## begin
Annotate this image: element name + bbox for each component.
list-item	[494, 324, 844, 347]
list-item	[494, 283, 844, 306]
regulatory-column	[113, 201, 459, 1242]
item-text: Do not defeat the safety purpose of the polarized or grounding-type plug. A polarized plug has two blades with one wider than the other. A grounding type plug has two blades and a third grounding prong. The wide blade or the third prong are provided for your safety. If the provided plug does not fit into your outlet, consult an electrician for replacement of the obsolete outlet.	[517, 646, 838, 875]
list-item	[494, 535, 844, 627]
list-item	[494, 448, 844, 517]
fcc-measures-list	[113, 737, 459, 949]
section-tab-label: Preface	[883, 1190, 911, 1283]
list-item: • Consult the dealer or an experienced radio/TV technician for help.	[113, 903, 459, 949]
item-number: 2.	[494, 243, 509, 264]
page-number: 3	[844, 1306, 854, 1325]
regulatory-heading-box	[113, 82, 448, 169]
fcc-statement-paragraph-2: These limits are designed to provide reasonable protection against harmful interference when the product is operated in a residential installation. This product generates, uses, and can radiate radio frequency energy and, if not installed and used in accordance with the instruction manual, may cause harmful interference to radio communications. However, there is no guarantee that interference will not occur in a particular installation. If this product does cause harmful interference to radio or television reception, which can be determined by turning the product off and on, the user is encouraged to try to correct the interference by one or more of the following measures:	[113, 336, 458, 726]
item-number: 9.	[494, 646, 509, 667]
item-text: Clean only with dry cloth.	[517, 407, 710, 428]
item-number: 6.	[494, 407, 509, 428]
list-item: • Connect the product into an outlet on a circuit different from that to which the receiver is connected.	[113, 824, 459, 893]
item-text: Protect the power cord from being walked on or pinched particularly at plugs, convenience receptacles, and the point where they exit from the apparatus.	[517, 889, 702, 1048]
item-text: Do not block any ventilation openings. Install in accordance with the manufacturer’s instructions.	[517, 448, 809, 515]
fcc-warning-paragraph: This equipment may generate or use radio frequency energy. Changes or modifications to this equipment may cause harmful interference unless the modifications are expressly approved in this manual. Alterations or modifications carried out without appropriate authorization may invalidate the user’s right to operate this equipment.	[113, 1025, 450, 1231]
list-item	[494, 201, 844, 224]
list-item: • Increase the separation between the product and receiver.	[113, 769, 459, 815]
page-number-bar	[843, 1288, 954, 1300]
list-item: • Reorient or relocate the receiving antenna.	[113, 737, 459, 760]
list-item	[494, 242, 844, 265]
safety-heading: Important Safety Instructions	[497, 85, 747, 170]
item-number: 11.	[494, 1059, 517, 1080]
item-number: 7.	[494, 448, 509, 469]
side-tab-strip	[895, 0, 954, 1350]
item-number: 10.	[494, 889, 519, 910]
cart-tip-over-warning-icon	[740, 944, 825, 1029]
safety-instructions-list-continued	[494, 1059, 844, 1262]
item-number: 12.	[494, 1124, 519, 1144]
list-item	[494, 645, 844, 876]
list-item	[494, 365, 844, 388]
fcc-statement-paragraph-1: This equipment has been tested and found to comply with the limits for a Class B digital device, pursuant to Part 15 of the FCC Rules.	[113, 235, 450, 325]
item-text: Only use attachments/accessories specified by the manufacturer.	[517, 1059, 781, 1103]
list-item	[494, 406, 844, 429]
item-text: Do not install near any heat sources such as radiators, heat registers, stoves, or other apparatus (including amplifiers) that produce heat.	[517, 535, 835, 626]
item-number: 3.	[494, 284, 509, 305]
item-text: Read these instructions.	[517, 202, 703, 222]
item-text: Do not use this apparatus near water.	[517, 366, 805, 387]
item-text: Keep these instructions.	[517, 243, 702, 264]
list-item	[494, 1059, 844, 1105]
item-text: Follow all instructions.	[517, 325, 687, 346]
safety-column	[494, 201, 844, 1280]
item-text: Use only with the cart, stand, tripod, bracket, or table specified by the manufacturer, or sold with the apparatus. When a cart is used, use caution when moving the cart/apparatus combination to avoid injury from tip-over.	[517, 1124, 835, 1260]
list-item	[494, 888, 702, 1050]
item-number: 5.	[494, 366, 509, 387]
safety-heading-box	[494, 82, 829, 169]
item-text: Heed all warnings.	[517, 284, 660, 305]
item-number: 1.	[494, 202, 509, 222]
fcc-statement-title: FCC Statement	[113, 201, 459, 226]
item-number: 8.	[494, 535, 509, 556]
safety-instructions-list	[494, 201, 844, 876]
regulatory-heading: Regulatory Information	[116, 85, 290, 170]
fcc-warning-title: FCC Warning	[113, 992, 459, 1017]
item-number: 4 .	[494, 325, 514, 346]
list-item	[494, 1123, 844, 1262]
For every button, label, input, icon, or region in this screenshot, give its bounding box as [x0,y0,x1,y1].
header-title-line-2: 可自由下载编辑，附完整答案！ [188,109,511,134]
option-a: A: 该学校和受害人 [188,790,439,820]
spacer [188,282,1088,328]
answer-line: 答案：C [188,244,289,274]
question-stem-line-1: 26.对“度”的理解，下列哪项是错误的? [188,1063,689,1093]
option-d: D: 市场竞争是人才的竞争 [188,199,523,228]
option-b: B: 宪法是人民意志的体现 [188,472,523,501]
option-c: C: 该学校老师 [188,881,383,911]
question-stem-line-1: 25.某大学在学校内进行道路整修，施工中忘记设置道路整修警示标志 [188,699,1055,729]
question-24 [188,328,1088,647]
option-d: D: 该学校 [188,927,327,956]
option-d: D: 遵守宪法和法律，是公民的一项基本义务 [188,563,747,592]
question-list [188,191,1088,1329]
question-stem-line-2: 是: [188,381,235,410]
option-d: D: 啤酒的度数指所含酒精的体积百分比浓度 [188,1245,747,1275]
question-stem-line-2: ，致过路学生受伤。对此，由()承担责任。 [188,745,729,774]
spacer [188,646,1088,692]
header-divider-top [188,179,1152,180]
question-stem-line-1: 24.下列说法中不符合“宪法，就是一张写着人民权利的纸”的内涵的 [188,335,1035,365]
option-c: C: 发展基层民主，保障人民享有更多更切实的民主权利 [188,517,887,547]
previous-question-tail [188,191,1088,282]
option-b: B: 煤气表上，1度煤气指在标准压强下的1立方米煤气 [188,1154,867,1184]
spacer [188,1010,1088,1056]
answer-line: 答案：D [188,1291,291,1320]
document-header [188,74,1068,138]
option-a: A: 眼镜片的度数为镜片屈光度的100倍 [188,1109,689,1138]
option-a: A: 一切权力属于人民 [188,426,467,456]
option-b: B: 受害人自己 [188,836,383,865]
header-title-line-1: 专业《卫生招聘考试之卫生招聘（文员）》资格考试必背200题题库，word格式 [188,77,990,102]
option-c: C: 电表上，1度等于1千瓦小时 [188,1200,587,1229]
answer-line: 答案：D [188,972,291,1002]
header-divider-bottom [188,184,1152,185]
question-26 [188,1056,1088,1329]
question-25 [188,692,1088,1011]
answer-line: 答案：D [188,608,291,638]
## end
TASK DESCRIPTION> Return the rows from the first one through the row containing "82, 448, 169]", both included, copied without any change.

COMPLETE RESPONSE>
Annotate this image: element name + bbox for each component.
list-item	[494, 324, 844, 347]
list-item	[494, 283, 844, 306]
regulatory-column	[113, 201, 459, 1242]
item-text: Do not defeat the safety purpose of the polarized or grounding-type plug. A polarized plug has two blades with one wider than the other. A grounding type plug has two blades and a third grounding prong. The wide blade or the third prong are provided for your safety. If the provided plug does not fit into your outlet, consult an electrician for replacement of the obsolete outlet.	[517, 646, 838, 875]
list-item	[494, 535, 844, 627]
list-item	[494, 448, 844, 517]
fcc-measures-list	[113, 737, 459, 949]
section-tab-label: Preface	[883, 1190, 911, 1283]
list-item: • Consult the dealer or an experienced radio/TV technician for help.	[113, 903, 459, 949]
item-number: 2.	[494, 243, 509, 264]
page-number: 3	[844, 1306, 854, 1325]
regulatory-heading-box	[113, 82, 448, 169]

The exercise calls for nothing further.